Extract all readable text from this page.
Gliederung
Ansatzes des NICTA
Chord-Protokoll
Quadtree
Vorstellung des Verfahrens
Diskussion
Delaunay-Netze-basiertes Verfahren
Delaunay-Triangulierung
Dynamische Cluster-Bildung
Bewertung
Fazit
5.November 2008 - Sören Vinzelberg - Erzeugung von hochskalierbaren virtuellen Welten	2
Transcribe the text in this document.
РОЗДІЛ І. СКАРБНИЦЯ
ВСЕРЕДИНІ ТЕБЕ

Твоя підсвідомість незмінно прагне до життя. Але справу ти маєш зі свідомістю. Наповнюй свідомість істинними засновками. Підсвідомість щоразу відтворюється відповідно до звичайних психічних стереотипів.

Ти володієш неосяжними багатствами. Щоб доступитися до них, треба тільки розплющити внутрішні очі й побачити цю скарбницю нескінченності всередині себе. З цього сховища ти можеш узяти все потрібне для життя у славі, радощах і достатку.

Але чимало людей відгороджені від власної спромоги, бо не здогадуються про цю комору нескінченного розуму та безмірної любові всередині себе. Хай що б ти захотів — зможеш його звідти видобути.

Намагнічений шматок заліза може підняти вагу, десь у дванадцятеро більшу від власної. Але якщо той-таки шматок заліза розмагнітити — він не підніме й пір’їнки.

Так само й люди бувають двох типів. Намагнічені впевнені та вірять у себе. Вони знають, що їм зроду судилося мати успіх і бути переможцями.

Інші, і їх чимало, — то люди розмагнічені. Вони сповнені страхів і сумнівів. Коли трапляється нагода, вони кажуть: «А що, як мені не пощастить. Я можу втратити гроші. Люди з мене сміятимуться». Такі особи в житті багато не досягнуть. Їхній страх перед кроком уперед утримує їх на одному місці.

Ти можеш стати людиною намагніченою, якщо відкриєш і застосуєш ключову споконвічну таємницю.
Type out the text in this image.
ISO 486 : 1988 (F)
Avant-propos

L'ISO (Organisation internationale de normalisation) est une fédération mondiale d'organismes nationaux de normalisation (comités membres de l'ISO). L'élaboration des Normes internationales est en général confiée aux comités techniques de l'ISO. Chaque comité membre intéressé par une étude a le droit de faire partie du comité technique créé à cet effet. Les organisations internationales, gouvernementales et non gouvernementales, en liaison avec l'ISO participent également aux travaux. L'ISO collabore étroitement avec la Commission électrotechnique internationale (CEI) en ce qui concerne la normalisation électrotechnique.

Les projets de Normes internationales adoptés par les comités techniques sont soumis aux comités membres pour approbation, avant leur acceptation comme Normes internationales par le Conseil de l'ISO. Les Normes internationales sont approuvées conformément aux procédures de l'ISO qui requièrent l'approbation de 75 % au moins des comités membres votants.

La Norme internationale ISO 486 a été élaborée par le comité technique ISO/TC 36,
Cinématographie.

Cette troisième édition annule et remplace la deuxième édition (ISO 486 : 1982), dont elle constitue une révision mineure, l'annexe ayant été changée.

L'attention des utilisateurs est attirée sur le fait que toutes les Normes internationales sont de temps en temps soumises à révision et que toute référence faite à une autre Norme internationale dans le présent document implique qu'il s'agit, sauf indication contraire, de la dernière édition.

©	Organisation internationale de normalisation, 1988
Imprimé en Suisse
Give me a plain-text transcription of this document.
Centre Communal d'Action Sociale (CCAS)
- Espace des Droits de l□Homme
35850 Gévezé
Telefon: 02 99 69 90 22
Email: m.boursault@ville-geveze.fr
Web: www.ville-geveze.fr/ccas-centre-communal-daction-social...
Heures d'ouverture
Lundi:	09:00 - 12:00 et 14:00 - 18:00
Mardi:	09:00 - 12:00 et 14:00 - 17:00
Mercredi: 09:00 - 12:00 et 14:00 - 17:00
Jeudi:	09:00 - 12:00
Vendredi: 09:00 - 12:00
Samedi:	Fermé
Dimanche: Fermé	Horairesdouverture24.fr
········
Return every line from the one holding "Give me a plain-text" through the end of the data, exactly as it appears, with both ends kept and nothing else.

* [Final result]
Give me a plain-text transcription of this document.
Centre Communal d'Action Sociale (CCAS)
- Espace des Droits de l□Homme
35850 Gévezé
Telefon: 02 99 69 90 22
Email: m.boursault@ville-geveze.fr
Web: www.ville-geveze.fr/ccas-centre-communal-daction-social...
Heures d'ouverture
Lundi:	09:00 - 12:00 et 14:00 - 18:00
Mardi:	09:00 - 12:00 et 14:00 - 17:00
Mercredi: 09:00 - 12:00 et 14:00 - 17:00
Jeudi:	09:00 - 12:00
Vendredi: 09:00 - 12:00
Samedi:	Fermé
Dimanche: Fermé	Horairesdouverture24.fr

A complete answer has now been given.